>> START ROWS

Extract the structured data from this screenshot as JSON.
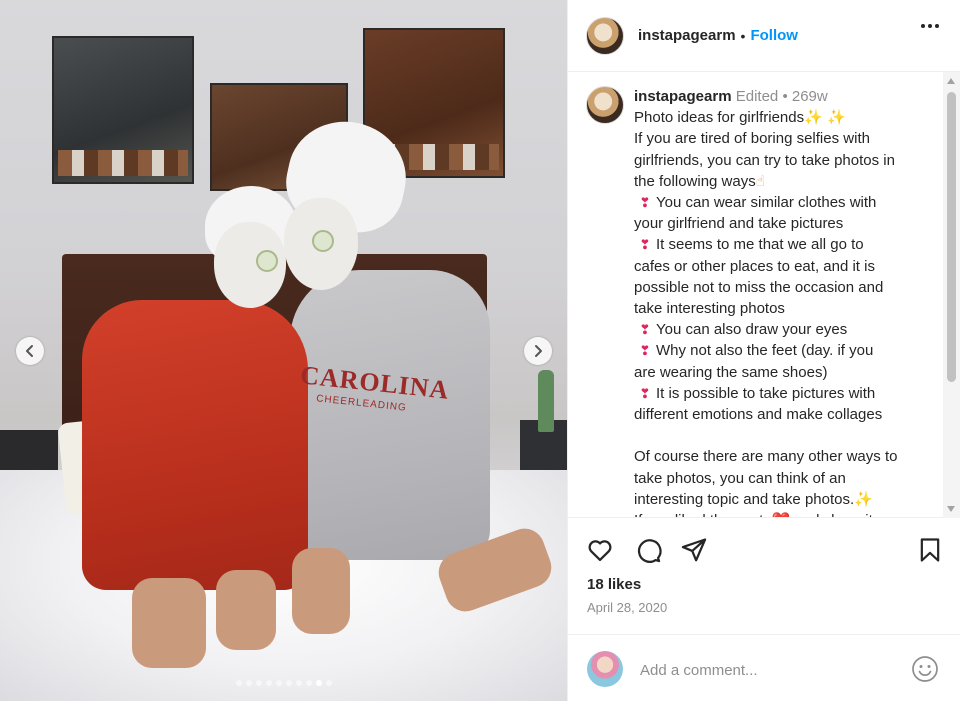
{
  "post": {
    "username": "instapagearm",
    "separator": "•",
    "follow_label": "Follow",
    "more_icon": "more-horizontal-icon"
  },
  "media": {
    "prev_icon": "chevron-left-icon",
    "next_icon": "chevron-right-icon",
    "carousel_count": 10,
    "carousel_active_index": 8,
    "sweatshirt_text": "CAROLINA",
    "sweatshirt_subtext": "CHEERLEADING"
  },
  "caption": {
    "username": "instapagearm",
    "edited": "Edited",
    "dot": "•",
    "age": "269w",
    "lines": [
      {
        "text": "Photo ideas for girlfriends",
        "suffix": "✨ ✨",
        "suffix_type": "spark"
      },
      {
        "text": "If you are tired of boring selfies with"
      },
      {
        "text": "girlfriends, you can try to take photos in"
      },
      {
        "text": "the following ways",
        "suffix": "☝",
        "suffix_type": "hand"
      },
      {
        "prefix": "❣",
        "text": "You can wear similar clothes with"
      },
      {
        "text": "your girlfriend and take pictures"
      },
      {
        "prefix": "❣",
        "text": "It seems to me that we all go to"
      },
      {
        "text": "cafes or other places to eat, and it is"
      },
      {
        "text": "possible not to miss the occasion and"
      },
      {
        "text": "take interesting photos"
      },
      {
        "prefix": "❣",
        "text": "You can also draw your eyes"
      },
      {
        "prefix": "❣",
        "text": "Why not also the feet (day. if you"
      },
      {
        "text": "are wearing the same shoes)"
      },
      {
        "prefix": "❣",
        "text": "It is possible to take pictures with"
      },
      {
        "text": "different emotions and make collages"
      },
      {
        "text": " "
      },
      {
        "text": "Of course there are many other ways to"
      },
      {
        "text": "take photos, you can think of an"
      },
      {
        "text": "interesting topic and take photos.",
        "suffix": "✨",
        "suffix_type": "spark"
      },
      {
        "text": "If you liked the post, ❤️ and share it"
      }
    ]
  },
  "actions": {
    "like_icon": "heart-icon",
    "comment_icon": "comment-icon",
    "share_icon": "share-icon",
    "save_icon": "bookmark-icon"
  },
  "stats": {
    "likes": "18 likes",
    "date": "April 28, 2020"
  },
  "comment": {
    "placeholder": "Add a comment...",
    "emoji_icon": "smiley-icon"
  },
  "colors": {
    "accent": "#0095f6",
    "text": "#262626",
    "muted": "#8e8e8e",
    "heart": "#e0245e"
  }
}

>> END ROWS

▸ DIRECTIONS FOR THIS TASK: Look for the word "other" and return every line where it occurs.

▸ TASK RESPONSE:
        "text": "cafes or other places to eat, and it is"
        "text": "Of course there are many other ways to"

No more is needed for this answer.